Search the records for "type" and copy each line that holds it.

> LISTING
::::::

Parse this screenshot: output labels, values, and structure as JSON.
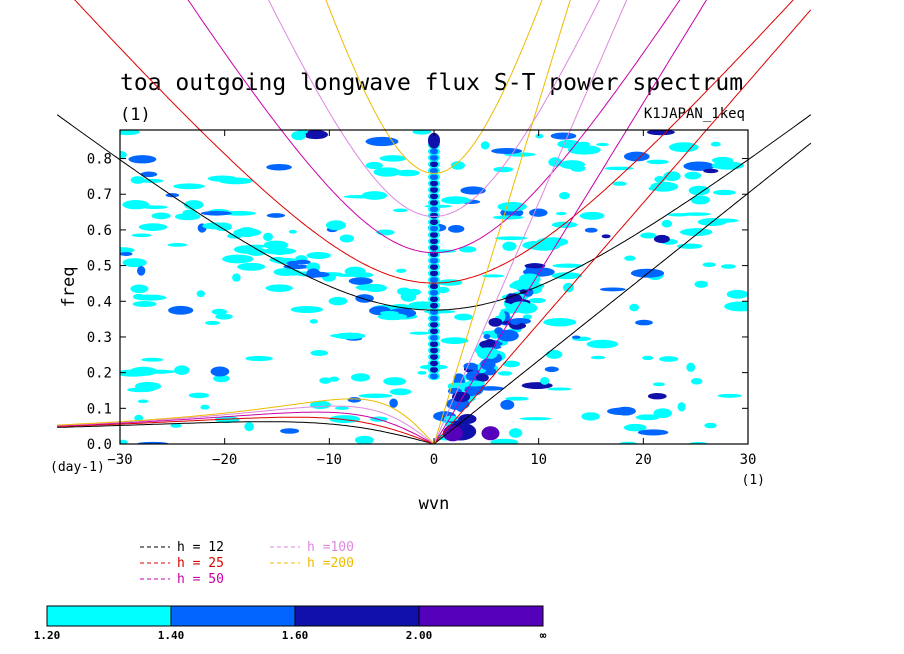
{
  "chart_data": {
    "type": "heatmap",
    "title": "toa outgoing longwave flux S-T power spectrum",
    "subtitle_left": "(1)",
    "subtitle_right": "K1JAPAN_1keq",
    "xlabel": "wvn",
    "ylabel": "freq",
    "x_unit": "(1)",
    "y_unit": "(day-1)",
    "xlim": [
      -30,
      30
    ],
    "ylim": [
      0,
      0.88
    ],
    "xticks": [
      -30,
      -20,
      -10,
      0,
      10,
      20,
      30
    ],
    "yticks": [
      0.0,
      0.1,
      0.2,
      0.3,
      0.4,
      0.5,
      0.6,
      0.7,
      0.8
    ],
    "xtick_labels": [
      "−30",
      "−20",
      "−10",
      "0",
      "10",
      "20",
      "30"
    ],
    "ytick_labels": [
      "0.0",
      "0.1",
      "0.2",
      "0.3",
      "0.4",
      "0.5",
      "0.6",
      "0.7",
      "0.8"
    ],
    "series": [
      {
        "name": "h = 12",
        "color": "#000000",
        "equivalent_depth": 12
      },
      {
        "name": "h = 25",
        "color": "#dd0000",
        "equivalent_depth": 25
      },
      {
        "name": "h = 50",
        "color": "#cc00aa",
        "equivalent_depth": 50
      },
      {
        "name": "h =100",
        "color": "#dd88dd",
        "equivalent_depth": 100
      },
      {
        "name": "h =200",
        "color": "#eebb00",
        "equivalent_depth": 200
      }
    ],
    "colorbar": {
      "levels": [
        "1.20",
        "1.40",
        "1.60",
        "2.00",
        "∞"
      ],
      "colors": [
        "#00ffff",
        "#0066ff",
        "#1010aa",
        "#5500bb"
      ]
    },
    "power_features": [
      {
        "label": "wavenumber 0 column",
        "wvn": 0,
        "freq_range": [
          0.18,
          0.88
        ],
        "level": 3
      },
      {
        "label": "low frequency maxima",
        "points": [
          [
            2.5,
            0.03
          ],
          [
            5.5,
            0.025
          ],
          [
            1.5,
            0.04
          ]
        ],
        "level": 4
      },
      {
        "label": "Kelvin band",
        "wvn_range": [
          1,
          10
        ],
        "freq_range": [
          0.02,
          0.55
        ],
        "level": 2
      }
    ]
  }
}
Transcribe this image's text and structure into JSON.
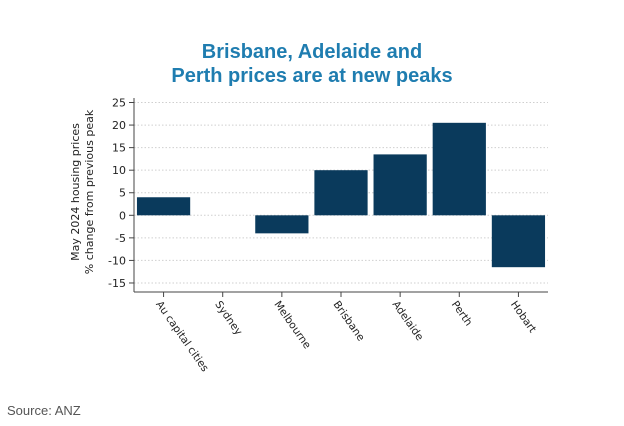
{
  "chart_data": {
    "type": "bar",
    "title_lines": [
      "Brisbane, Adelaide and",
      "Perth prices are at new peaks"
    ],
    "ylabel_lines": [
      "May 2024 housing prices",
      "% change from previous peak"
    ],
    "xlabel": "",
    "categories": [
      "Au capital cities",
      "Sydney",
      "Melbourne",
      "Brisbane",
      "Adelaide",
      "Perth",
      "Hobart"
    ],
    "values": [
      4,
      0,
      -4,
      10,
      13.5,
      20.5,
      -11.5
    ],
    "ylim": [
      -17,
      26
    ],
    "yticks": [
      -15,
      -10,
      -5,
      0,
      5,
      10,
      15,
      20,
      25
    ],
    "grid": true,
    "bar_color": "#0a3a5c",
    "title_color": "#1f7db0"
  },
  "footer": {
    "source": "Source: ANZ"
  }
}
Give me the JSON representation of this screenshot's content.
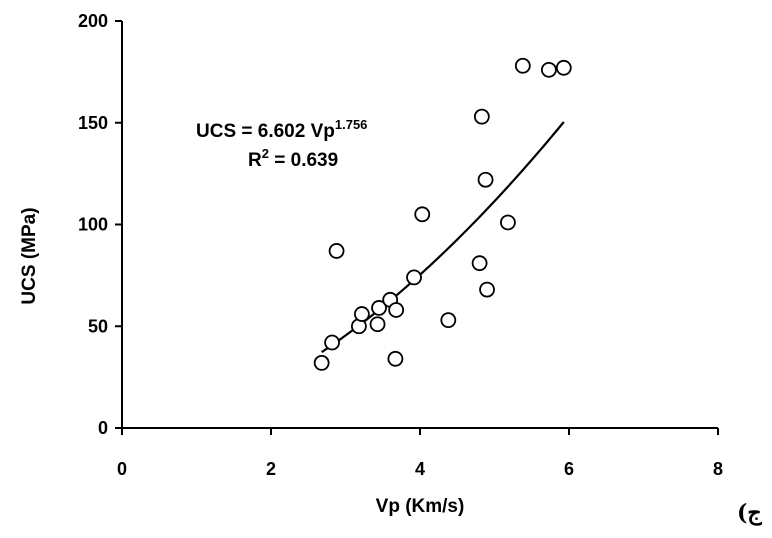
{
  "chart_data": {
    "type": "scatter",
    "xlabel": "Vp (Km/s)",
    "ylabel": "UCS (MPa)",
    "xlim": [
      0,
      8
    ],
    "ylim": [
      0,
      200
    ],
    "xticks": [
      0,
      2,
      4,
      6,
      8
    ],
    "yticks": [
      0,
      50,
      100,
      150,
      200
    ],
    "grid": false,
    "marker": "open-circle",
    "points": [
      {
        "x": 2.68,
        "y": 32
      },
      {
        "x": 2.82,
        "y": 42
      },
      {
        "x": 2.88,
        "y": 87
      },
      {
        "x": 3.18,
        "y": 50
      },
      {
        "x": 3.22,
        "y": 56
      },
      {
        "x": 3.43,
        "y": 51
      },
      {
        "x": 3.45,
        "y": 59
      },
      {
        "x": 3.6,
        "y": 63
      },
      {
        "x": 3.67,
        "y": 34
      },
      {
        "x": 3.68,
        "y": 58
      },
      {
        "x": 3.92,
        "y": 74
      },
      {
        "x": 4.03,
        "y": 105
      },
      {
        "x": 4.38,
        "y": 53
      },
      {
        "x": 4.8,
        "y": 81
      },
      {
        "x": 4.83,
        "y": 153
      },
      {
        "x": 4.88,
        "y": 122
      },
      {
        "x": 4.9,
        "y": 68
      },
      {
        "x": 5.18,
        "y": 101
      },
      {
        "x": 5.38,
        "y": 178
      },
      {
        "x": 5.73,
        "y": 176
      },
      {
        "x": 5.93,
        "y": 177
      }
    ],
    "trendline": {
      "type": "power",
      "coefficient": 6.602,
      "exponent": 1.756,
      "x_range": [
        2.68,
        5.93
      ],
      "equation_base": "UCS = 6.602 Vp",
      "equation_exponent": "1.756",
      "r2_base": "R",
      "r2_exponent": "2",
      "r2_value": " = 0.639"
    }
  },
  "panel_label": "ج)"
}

::::::

> RESULT OF THE TASK
    "type": "heatmap",
    "type": "bar",
    "type": "scatter",
      "type": "power",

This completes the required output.